AIM OF THE EXERCISE: Extract the complete listing and output it unchanged.
------ DATA FOR THE TASK
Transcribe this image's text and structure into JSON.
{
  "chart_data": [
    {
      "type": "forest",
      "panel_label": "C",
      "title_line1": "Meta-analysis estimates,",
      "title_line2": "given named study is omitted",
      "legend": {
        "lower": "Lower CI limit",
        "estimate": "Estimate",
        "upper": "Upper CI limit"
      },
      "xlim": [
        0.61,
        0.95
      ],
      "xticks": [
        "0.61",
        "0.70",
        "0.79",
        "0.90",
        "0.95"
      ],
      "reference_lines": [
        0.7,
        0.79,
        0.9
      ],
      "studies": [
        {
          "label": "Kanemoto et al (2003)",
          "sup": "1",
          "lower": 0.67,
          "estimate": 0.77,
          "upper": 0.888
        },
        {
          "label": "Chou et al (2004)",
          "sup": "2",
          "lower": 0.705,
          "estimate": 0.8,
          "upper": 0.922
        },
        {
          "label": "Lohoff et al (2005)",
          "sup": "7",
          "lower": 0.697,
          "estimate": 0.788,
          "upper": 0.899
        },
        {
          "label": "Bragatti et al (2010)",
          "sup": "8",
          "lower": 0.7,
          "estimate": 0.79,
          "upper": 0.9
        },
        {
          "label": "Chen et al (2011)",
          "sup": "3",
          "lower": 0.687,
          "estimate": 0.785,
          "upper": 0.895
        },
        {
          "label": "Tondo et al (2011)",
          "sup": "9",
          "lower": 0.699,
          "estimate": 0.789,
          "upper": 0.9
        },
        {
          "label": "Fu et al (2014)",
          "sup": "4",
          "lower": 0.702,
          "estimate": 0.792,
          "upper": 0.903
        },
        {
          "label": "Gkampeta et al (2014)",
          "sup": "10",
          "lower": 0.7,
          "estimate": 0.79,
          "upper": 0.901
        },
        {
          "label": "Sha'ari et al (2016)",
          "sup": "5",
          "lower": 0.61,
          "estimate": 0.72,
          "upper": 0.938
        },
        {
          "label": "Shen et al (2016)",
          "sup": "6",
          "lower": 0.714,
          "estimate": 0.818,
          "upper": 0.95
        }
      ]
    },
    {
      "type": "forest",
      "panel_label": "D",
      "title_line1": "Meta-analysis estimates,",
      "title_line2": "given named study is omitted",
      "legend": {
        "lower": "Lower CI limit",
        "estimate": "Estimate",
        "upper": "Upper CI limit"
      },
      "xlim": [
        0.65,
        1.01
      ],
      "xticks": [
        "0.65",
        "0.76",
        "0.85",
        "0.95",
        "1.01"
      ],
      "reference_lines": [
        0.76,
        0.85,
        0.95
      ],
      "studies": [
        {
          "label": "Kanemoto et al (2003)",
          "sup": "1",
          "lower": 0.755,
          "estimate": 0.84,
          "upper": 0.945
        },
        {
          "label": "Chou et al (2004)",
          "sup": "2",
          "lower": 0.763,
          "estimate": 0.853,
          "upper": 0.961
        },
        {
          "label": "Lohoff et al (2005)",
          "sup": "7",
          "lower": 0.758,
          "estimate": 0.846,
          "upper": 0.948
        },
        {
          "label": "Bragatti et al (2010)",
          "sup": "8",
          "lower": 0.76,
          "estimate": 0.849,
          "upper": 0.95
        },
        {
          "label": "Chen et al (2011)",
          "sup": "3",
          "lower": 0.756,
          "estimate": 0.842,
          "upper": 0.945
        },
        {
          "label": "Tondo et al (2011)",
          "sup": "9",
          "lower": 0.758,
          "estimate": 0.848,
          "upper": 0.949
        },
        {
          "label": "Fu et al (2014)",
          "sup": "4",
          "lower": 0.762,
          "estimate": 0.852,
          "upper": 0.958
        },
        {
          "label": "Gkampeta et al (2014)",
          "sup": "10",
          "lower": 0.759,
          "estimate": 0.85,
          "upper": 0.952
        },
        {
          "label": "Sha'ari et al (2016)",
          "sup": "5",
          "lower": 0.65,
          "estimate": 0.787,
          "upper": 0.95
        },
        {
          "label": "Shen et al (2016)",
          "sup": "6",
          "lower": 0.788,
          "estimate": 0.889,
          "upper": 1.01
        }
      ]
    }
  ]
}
------------
SOLUTION FOR THIS EXERCISE:
Transcribe this image's text and structure into JSON.
{
  "chart_data": [
    {
      "type": "forest",
      "panel_label": "C",
      "title_line1": "Meta-analysis estimates,",
      "title_line2": "given named study is omitted",
      "legend": {
        "lower": "Lower CI limit",
        "estimate": "Estimate",
        "upper": "Upper CI limit"
      },
      "xlim": [
        0.61,
        0.95
      ],
      "xticks": [
        "0.61",
        "0.70",
        "0.79",
        "0.90",
        "0.95"
      ],
      "reference_lines": [
        0.7,
        0.79,
        0.9
      ],
      "studies": [
        {
          "label": "Kanemoto et al (2003)",
          "sup": "1",
          "lower": 0.67,
          "estimate": 0.77,
          "upper": 0.888
        },
        {
          "label": "Chou et al (2004)",
          "sup": "2",
          "lower": 0.705,
          "estimate": 0.8,
          "upper": 0.922
        },
        {
          "label": "Lohoff et al (2005)",
          "sup": "7",
          "lower": 0.697,
          "estimate": 0.788,
          "upper": 0.899
        },
        {
          "label": "Bragatti et al (2010)",
          "sup": "8",
          "lower": 0.7,
          "estimate": 0.79,
          "upper": 0.9
        },
        {
          "label": "Chen et al (2011)",
          "sup": "3",
          "lower": 0.687,
          "estimate": 0.785,
          "upper": 0.895
        },
        {
          "label": "Tondo et al (2011)",
          "sup": "9",
          "lower": 0.699,
          "estimate": 0.789,
          "upper": 0.9
        },
        {
          "label": "Fu et al (2014)",
          "sup": "4",
          "lower": 0.702,
          "estimate": 0.792,
          "upper": 0.903
        },
        {
          "label": "Gkampeta et al (2014)",
          "sup": "10",
          "lower": 0.7,
          "estimate": 0.79,
          "upper": 0.901
        },
        {
          "label": "Sha'ari et al (2016)",
          "sup": "5",
          "lower": 0.61,
          "estimate": 0.72,
          "upper": 0.938
        },
        {
          "label": "Shen et al (2016)",
          "sup": "6",
          "lower": 0.714,
          "estimate": 0.818,
          "upper": 0.95
        }
      ]
    },
    {
      "type": "forest",
      "panel_label": "D",
      "title_line1": "Meta-analysis estimates,",
      "title_line2": "given named study is omitted",
      "legend": {
        "lower": "Lower CI limit",
        "estimate": "Estimate",
        "upper": "Upper CI limit"
      },
      "xlim": [
        0.65,
        1.01
      ],
      "xticks": [
        "0.65",
        "0.76",
        "0.85",
        "0.95",
        "1.01"
      ],
      "reference_lines": [
        0.76,
        0.85,
        0.95
      ],
      "studies": [
        {
          "label": "Kanemoto et al (2003)",
          "sup": "1",
          "lower": 0.755,
          "estimate": 0.84,
          "upper": 0.945
        },
        {
          "label": "Chou et al (2004)",
          "sup": "2",
          "lower": 0.763,
          "estimate": 0.853,
          "upper": 0.961
        },
        {
          "label": "Lohoff et al (2005)",
          "sup": "7",
          "lower": 0.758,
          "estimate": 0.846,
          "upper": 0.948
        },
        {
          "label": "Bragatti et al (2010)",
          "sup": "8",
          "lower": 0.76,
          "estimate": 0.849,
          "upper": 0.95
        },
        {
          "label": "Chen et al (2011)",
          "sup": "3",
          "lower": 0.756,
          "estimate": 0.842,
          "upper": 0.945
        },
        {
          "label": "Tondo et al (2011)",
          "sup": "9",
          "lower": 0.758,
          "estimate": 0.848,
          "upper": 0.949
        },
        {
          "label": "Fu et al (2014)",
          "sup": "4",
          "lower": 0.762,
          "estimate": 0.852,
          "upper": 0.958
        },
        {
          "label": "Gkampeta et al (2014)",
          "sup": "10",
          "lower": 0.759,
          "estimate": 0.85,
          "upper": 0.952
        },
        {
          "label": "Sha'ari et al (2016)",
          "sup": "5",
          "lower": 0.65,
          "estimate": 0.787,
          "upper": 0.95
        },
        {
          "label": "Shen et al (2016)",
          "sup": "6",
          "lower": 0.788,
          "estimate": 0.889,
          "upper": 1.01
        }
      ]
    }
  ]
}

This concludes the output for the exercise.